(YOUR TASK): Show every line where "text" occurs.

(RECORDS PROVIDED):
-----

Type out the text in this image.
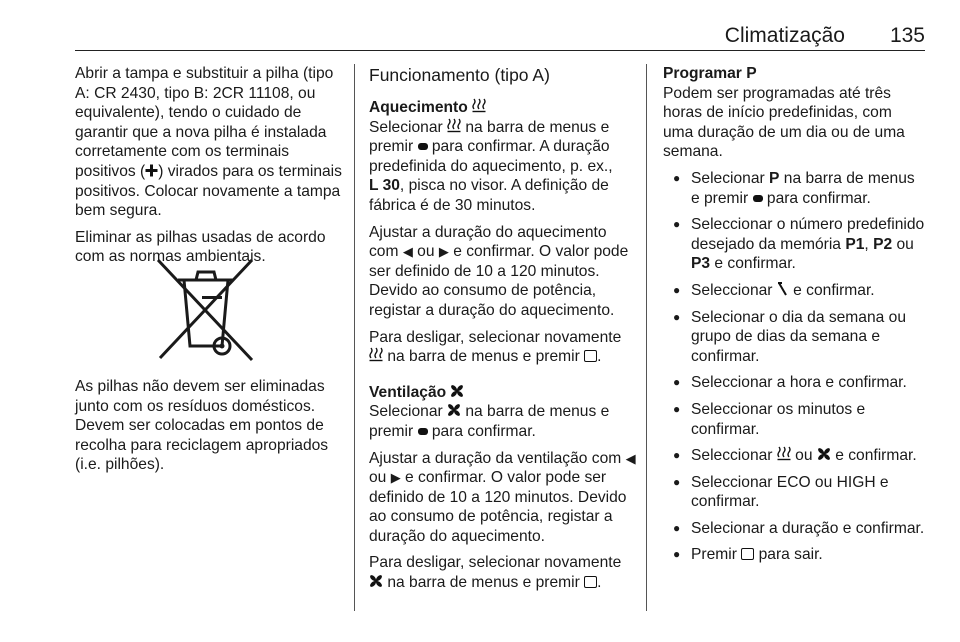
Climatização 135

Abrir a tampa e substituir a pilha (tipo A: CR 2430, tipo B: 2CR 11108, ou equivalente), tendo o cuidado de garantir que a nova pilha é instalada corretamente com os terminais positivos ( ) virados para os terminais positivos. Colocar novamente a tampa bem segura.

Eliminar as pilhas usadas de acordo com as normas ambientais.

As pilhas não devem ser eliminadas junto com os resíduos domésticos. Devem ser colocadas em pontos de recolha para reciclagem apropriados (i.e. pilhões).

Funcionamento (tipo A)
Aquecimento

Selecionar na barra de menus e premir para confirmar. A duração predefinida do aquecimento, p. ex.,
L 30, pisca no visor. A definição de fábrica é de 30 minutos.

Ajustar a duração do aquecimento com ◀ ou ▶ e confirmar. O valor pode ser definido de 10 a 120 minutos. Devido ao consumo de potência, registar a duração do aquecimento.

Para desligar, selecionar novamente
na barra de menus e premir .

Ventilação

Selecionar na barra de menus e premir para confirmar.

Ajustar a duração da ventilação com ◀ ou ▶ e confirmar. O valor pode ser definido de 10 a 120 minutos. Devido ao consumo de potência, registar a duração do aquecimento.

Para desligar, selecionar novamente
na barra de menus e premir .

Programar P

Podem ser programadas até três horas de início predefinidas, com uma duração de um dia ou de uma semana.

● Selecionar P na barra de menus e premir para confirmar.
● Seleccionar o número predefinido desejado da memória P1, P2 ou P3 e confirmar.
● Seleccionar e confirmar.
● Selecionar o dia da semana ou grupo de dias da semana e confirmar.
● Seleccionar a hora e confirmar.
● Seleccionar os minutos e confirmar.
● Seleccionar ou e confirmar.
● Seleccionar ECO ou HIGH e confirmar.
● Selecionar a duração e confirmar.
● Premir para sair.
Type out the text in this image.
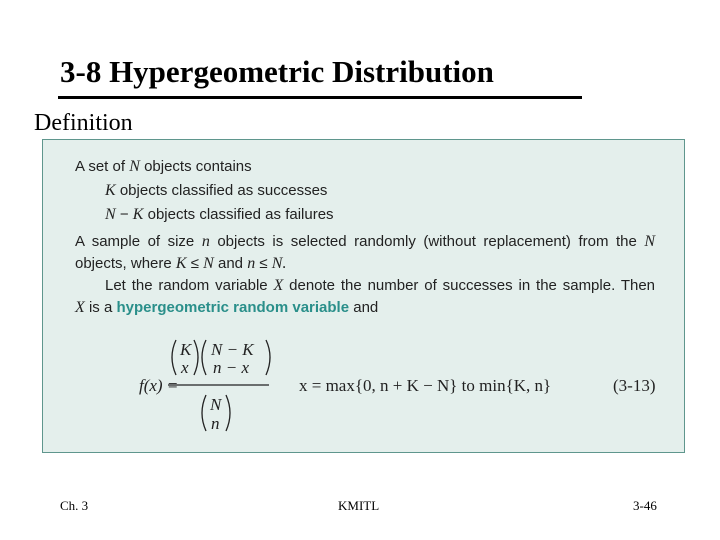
3-8 Hypergeometric Distribution
Definition
A set of N objects contains
K objects classified as successes
N − K objects classified as failures
A sample of size n objects is selected randomly (without replacement) from the N
objects, where K ≤ N and n ≤ N.
Let the random variable X denote the number of successes in the sample. Then
X is a hypergeometric random variable and
f(x) =
K
x
N − K
n − x
N
n
x = max{0, n + K − N} to min{K, n}	(3-13)
Ch. 3	KMITL	3-46
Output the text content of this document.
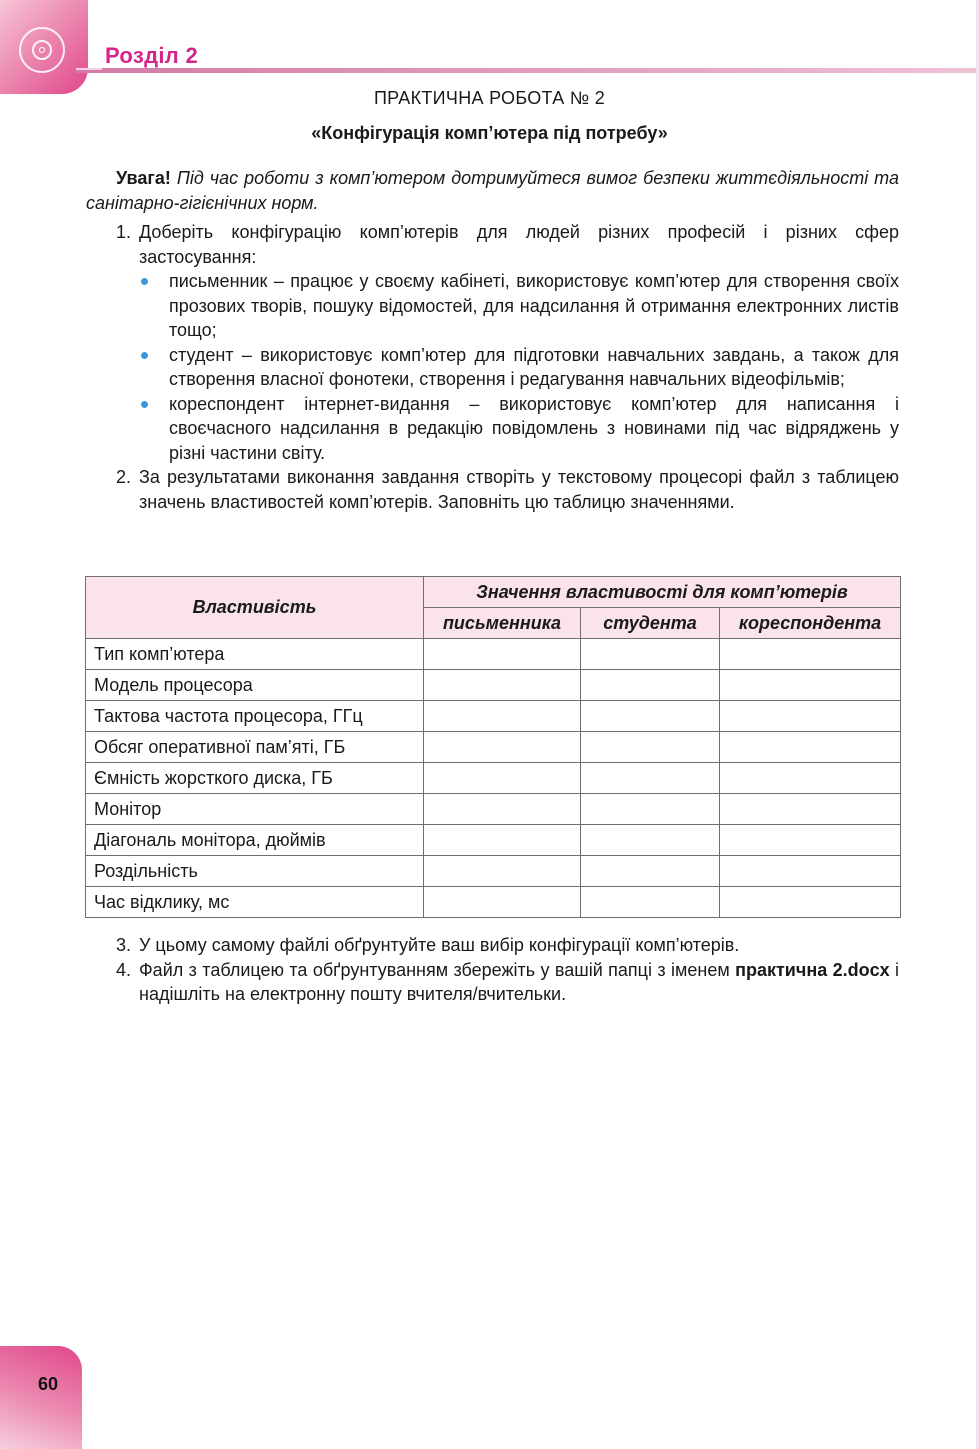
Розділ 2
ПРАКТИЧНА РОБОТА № 2
«Конфігурація комп’ютера під потребу»
Увага! Під час роботи з комп’ютером дотримуйтеся вимог безпеки життєдіяльності та санітарно-гігієнічних норм.
1. Доберіть конфігурацію комп’ютерів для людей різних професій і різних сфер застосування:
письменник – працює у своєму кабінеті, використовує комп’ютер для створення своїх прозових творів, пошуку відомостей, для надсилання й отримання електронних листів тощо;
студент – використовує комп’ютер для підготовки навчальних завдань, а також для створення власної фонотеки, створення і редагування навчальних відеофільмів;
кореспондент інтернет-видання – використовує комп’ютер для написання і своєчасного надсилання в редакцію повідомлень з новинами під час відряджень у різні частини світу.
2. За результатами виконання завдання створіть у текстовому процесорі файл з таблицею значень властивостей комп’ютерів. Заповніть цю таблицю значеннями.
Властивість	Значення властивості для комп’ютерів		
	письменника	студента	кореспондента
Тип комп’ютера			
Модель процесора			
Тактова частота процесора, ГГц			
Обсяг оперативної пам’яті, ГБ			
Ємність жорсткого диска, ГБ			
Монітор			
Діагональ монітора, дюймів			
Роздільність			
Час відклику, мс			
3. У цьому самому файлі обґрунтуйте ваш вибір конфігурації комп’ютерів.
4. Файл з таблицею та обґрунтуванням збережіть у вашій папці з іменем практична 2.docx і надішліть на електронну пошту вчителя/вчительки.
60
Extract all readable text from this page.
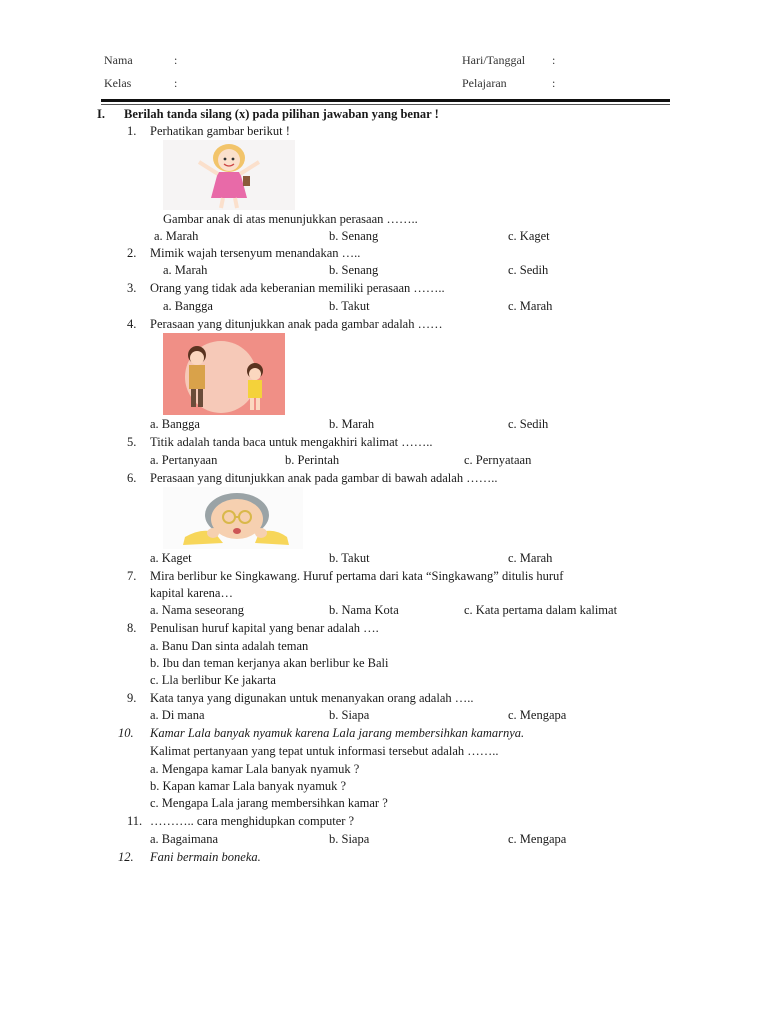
Nama	:
Kelas	:
Hari/Tanggal :
Pelajaran	:
I. Berilah tanda silang (x) pada pilihan jawaban yang benar !
1. Perhatikan gambar berikut !
Gambar anak di atas menunjukkan perasaan ……..
a. Marah	b. Senang	c. Kaget
2. Mimik wajah tersenyum menandakan …..
a. Marah	b. Senang	c. Sedih
3. Orang yang tidak ada keberanian memiliki perasaan ……..
a. Bangga	b. Takut	c. Marah
4. Perasaan yang ditunjukkan anak pada gambar adalah ……
a. Bangga	b. Marah	c. Sedih
5. Titik adalah tanda baca untuk mengakhiri kalimat ……..
a. Pertanyaan	b. Perintah	c. Pernyataan
6. Perasaan yang ditunjukkan anak pada gambar di bawah adalah ……..
a. Kaget	b. Takut	c. Marah
7. Mira berlibur ke Singkawang. Huruf pertama dari kata “Singkawang” ditulis huruf
kapital karena…
a. Nama seseorang	b. Nama Kota	c. Kata pertama dalam kalimat
8. Penulisan huruf kapital yang benar adalah ….
a. Banu Dan sinta adalah teman
b. Ibu dan teman kerjanya akan berlibur ke Bali
c. Lla berlibur Ke jakarta
9. Kata tanya yang digunakan untuk menanyakan orang adalah …..
a. Di mana	b. Siapa	c. Mengapa
10. Kamar Lala banyak nyamuk karena Lala jarang membersihkan kamarnya.
Kalimat pertanyaan yang tepat untuk informasi tersebut adalah ……..
a. Mengapa kamar Lala banyak nyamuk ?
b. Kapan kamar Lala banyak nyamuk ?
c. Mengapa Lala jarang membersihkan kamar ?
11. ……….. cara menghidupkan computer ?
a. Bagaimana	b. Siapa	c. Mengapa
12. Fani bermain boneka.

-----

(RESULT OF THIS TASK):
Type out the text in this image.
Type out the text in this image.
Output the text content of this document.
Extract all readable text from this page.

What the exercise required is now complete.